Among the entries below, find how many lines carry the word "Nazwisko" and state only that figure.

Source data
#####

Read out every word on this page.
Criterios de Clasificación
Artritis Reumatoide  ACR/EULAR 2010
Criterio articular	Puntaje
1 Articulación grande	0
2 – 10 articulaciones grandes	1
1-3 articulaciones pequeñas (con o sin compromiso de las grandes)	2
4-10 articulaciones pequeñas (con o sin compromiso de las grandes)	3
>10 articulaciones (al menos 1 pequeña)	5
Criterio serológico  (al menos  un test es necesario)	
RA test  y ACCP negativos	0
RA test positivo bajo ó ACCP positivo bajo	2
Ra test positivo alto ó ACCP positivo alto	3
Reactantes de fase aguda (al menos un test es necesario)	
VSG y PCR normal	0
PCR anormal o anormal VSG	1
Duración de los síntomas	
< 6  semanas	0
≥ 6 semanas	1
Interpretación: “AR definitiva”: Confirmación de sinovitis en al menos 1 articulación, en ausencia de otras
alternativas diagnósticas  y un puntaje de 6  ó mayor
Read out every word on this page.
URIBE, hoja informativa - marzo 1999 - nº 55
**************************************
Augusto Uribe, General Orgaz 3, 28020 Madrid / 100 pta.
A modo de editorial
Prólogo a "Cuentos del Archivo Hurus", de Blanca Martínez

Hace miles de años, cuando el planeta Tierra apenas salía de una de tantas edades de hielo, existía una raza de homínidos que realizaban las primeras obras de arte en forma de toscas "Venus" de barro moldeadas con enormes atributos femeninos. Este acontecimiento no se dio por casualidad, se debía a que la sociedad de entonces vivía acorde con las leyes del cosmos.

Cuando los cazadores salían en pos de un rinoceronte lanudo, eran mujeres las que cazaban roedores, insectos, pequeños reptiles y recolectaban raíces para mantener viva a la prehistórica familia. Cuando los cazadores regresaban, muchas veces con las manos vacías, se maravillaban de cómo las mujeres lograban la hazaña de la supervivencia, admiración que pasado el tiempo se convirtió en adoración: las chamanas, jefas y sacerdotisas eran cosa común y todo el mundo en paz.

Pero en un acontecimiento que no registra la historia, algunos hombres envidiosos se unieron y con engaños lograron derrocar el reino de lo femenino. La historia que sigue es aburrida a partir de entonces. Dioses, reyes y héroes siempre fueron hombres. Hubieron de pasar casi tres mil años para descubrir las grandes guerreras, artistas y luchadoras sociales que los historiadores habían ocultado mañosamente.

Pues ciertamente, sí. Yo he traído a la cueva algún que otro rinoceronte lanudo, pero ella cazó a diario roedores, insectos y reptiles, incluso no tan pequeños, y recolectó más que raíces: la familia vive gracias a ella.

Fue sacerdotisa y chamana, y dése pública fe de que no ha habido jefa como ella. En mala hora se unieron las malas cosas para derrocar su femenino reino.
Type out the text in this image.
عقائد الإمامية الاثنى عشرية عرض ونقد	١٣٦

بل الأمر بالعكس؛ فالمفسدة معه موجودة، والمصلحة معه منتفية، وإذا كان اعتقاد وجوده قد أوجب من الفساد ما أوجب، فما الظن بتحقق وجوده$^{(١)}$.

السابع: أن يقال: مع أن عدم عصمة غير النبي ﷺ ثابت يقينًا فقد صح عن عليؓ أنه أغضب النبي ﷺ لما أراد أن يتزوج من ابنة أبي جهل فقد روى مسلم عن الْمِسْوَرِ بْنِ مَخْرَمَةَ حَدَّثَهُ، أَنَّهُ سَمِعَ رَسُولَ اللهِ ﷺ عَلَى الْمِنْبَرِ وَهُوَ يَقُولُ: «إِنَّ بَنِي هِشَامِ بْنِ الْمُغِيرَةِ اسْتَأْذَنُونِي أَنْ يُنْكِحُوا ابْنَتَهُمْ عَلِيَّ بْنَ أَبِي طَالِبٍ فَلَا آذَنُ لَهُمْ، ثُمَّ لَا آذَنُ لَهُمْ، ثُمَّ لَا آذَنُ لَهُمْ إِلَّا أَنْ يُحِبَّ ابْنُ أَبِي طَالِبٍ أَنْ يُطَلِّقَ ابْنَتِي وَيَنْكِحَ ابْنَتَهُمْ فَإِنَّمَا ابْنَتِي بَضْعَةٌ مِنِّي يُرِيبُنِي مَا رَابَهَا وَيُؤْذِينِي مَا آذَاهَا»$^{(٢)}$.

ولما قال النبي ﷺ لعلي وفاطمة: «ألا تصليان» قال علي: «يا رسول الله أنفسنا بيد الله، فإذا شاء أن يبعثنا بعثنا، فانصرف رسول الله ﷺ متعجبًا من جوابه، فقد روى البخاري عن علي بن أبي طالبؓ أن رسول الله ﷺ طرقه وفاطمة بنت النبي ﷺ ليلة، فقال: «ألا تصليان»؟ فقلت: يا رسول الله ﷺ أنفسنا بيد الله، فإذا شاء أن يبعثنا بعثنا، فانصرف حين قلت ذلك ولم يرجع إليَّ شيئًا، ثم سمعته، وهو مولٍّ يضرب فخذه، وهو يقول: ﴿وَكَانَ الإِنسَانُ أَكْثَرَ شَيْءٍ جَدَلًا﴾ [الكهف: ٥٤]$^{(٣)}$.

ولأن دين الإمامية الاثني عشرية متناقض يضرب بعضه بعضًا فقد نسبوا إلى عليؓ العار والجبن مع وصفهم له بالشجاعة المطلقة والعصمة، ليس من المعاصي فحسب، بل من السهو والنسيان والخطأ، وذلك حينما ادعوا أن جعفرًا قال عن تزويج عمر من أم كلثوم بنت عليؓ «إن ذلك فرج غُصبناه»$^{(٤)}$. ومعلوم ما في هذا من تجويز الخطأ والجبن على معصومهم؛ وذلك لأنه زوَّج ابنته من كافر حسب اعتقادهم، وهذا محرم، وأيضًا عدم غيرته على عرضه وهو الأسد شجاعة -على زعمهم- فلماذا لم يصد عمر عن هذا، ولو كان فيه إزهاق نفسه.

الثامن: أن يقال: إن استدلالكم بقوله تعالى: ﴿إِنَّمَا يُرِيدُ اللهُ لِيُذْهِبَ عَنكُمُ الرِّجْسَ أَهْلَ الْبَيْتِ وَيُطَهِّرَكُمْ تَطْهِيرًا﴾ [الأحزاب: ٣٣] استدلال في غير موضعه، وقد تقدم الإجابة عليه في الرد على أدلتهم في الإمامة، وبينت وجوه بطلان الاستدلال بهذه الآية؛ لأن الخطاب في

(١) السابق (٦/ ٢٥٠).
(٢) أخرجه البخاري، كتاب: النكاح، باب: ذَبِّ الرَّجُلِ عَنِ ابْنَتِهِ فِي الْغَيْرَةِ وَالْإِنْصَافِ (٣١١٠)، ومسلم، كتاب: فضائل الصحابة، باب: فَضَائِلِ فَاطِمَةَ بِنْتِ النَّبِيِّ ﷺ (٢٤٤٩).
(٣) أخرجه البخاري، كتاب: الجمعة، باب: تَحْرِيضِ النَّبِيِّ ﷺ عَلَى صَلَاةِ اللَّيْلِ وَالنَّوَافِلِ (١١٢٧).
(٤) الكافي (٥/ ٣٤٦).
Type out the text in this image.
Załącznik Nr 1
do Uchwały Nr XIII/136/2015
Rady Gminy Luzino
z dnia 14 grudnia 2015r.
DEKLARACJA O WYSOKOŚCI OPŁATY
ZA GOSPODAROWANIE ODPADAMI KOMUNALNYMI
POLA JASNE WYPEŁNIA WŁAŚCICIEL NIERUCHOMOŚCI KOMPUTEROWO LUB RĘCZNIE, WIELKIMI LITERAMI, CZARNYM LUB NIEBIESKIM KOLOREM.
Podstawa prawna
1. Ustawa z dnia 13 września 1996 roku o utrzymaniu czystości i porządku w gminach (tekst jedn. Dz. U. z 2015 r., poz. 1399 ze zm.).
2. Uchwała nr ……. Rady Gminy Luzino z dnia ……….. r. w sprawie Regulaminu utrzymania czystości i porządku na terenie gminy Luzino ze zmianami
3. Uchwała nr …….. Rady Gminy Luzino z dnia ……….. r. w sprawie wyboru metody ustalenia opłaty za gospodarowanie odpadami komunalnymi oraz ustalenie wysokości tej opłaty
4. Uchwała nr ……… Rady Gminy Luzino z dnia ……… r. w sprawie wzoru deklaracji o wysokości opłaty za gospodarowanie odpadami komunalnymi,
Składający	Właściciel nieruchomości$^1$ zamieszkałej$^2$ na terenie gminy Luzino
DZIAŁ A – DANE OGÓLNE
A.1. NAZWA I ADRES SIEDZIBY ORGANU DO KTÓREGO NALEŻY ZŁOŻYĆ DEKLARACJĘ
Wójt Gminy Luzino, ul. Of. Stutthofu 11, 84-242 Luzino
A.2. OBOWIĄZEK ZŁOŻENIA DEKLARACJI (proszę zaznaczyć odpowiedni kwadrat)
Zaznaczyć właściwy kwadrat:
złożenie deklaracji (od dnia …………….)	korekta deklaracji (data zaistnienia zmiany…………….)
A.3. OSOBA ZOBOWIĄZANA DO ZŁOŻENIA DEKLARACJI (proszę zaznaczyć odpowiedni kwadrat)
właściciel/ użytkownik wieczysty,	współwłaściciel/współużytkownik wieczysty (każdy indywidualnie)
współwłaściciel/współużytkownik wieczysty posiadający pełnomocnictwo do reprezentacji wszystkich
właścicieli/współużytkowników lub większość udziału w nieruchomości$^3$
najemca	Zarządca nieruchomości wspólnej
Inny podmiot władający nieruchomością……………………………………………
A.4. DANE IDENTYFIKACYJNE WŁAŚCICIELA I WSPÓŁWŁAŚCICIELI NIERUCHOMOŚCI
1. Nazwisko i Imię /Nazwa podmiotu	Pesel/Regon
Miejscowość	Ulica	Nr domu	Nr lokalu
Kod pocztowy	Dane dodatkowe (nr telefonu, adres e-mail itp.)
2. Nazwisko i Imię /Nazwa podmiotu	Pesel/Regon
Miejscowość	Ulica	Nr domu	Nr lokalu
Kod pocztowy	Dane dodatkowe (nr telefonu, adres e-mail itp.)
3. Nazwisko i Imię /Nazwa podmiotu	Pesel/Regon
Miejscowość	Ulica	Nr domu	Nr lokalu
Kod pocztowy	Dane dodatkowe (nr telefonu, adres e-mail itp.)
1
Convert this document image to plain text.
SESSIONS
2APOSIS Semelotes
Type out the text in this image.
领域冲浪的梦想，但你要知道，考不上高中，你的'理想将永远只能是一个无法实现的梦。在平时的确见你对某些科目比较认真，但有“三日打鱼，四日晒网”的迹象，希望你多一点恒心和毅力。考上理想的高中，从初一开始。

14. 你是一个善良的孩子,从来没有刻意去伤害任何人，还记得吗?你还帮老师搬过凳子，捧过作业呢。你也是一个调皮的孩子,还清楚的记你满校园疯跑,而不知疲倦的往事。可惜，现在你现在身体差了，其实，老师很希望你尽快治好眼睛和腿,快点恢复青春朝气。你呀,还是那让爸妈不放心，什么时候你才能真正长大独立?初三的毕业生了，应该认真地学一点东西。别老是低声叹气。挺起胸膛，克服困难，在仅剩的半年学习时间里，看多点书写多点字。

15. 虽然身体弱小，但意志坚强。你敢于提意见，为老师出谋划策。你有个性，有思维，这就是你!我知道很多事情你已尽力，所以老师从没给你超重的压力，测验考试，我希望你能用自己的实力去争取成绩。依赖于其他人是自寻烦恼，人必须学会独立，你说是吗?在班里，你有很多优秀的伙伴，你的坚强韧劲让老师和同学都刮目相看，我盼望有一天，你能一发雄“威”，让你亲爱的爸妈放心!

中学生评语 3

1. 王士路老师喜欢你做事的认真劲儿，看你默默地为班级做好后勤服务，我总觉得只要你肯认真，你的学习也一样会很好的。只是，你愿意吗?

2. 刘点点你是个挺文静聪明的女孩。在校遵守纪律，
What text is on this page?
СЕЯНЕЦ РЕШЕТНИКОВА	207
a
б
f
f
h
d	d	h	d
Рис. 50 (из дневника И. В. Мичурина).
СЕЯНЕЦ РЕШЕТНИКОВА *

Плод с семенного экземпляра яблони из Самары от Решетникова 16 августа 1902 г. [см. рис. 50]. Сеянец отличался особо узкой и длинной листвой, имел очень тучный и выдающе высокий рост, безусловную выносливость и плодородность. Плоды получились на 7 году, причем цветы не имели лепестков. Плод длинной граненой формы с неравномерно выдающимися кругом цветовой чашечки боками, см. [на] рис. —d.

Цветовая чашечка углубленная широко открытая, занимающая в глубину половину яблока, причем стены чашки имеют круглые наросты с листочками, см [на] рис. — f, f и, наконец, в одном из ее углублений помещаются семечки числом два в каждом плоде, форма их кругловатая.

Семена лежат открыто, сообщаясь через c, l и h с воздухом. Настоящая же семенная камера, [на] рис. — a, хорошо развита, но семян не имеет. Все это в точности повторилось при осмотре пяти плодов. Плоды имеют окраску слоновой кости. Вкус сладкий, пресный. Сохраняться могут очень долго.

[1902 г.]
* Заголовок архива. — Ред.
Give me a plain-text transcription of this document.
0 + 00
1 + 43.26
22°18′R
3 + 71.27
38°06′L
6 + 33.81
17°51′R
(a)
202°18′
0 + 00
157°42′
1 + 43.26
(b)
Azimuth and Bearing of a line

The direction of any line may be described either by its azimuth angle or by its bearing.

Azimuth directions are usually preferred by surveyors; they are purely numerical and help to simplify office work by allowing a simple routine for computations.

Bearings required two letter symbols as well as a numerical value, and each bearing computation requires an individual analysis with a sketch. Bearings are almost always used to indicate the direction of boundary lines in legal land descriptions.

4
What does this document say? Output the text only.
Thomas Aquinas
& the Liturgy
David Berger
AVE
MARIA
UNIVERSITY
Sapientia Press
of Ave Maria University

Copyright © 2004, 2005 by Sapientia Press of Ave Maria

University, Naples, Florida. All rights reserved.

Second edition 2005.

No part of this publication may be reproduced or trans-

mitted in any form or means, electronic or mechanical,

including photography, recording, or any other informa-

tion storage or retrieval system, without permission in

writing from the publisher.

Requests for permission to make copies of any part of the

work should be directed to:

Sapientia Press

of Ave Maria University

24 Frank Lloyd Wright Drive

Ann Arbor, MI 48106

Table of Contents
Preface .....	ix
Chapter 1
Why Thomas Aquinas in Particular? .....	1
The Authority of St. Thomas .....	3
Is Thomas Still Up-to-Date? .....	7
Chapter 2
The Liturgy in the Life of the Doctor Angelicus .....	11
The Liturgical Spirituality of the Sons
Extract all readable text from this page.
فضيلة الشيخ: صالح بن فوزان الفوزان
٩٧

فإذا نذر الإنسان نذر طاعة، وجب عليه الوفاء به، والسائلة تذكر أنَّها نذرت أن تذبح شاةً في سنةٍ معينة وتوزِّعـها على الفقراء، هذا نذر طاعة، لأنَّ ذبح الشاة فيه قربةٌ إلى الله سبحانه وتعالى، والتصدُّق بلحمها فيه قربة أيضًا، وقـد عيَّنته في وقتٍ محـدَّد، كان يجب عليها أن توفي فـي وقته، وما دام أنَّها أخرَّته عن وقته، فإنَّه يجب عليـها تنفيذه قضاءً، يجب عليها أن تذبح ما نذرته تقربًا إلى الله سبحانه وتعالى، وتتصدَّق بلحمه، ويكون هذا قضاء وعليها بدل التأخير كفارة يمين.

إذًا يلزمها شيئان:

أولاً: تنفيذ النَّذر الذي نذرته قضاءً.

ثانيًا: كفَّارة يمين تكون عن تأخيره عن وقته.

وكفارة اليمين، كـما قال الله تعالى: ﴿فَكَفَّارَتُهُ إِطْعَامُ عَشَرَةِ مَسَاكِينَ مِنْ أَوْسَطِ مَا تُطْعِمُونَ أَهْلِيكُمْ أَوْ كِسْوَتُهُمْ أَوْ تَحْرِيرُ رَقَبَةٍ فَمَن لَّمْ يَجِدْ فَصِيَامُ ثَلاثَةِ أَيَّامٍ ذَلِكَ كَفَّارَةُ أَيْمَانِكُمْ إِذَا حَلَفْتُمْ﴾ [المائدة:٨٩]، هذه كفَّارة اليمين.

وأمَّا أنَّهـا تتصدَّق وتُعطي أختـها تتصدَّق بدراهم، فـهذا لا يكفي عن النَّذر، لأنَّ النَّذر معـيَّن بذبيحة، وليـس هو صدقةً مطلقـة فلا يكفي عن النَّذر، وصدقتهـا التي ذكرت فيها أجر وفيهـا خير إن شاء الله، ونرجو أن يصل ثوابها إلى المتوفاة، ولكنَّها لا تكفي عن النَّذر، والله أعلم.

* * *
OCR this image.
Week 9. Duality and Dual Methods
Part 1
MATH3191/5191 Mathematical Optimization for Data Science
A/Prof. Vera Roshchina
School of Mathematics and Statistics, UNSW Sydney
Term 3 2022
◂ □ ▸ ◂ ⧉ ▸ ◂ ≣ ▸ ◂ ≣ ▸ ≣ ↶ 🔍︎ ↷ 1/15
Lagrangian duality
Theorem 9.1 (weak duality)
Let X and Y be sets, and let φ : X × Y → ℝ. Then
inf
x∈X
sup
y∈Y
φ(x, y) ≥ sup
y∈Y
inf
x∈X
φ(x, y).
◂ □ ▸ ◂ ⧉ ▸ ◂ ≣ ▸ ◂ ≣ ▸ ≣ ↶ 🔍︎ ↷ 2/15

#####

▸ **THE RESULT**
3